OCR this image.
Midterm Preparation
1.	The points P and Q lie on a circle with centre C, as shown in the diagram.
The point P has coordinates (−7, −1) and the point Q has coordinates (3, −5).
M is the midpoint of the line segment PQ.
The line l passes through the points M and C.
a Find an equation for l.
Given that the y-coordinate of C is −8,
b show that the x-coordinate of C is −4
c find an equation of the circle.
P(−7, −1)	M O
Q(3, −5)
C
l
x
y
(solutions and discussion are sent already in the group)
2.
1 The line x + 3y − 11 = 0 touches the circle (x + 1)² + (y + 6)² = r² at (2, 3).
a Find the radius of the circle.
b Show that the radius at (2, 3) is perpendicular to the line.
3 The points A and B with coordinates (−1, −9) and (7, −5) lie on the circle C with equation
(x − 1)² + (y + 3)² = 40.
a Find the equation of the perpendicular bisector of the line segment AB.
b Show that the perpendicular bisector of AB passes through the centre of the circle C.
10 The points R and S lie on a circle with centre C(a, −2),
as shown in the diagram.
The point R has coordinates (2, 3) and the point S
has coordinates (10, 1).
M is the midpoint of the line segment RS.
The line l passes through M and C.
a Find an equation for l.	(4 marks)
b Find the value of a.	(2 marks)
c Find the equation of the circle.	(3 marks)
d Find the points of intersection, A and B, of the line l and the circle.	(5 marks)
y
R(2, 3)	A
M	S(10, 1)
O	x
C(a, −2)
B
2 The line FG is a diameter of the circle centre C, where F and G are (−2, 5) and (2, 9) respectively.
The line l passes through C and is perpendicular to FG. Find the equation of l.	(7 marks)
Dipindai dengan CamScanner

GIVEN EXERCISE
Find the lines holding "that" and list every one.

RESPONSE TO THIS EXERCISE
Given that the y-coordinate of C is −8,
b show that the x-coordinate of C is −4
b Show that the radius at (2, 3) is perpendicular to the line.
b Show that the perpendicular bisector of AB passes through the centre of the circle C.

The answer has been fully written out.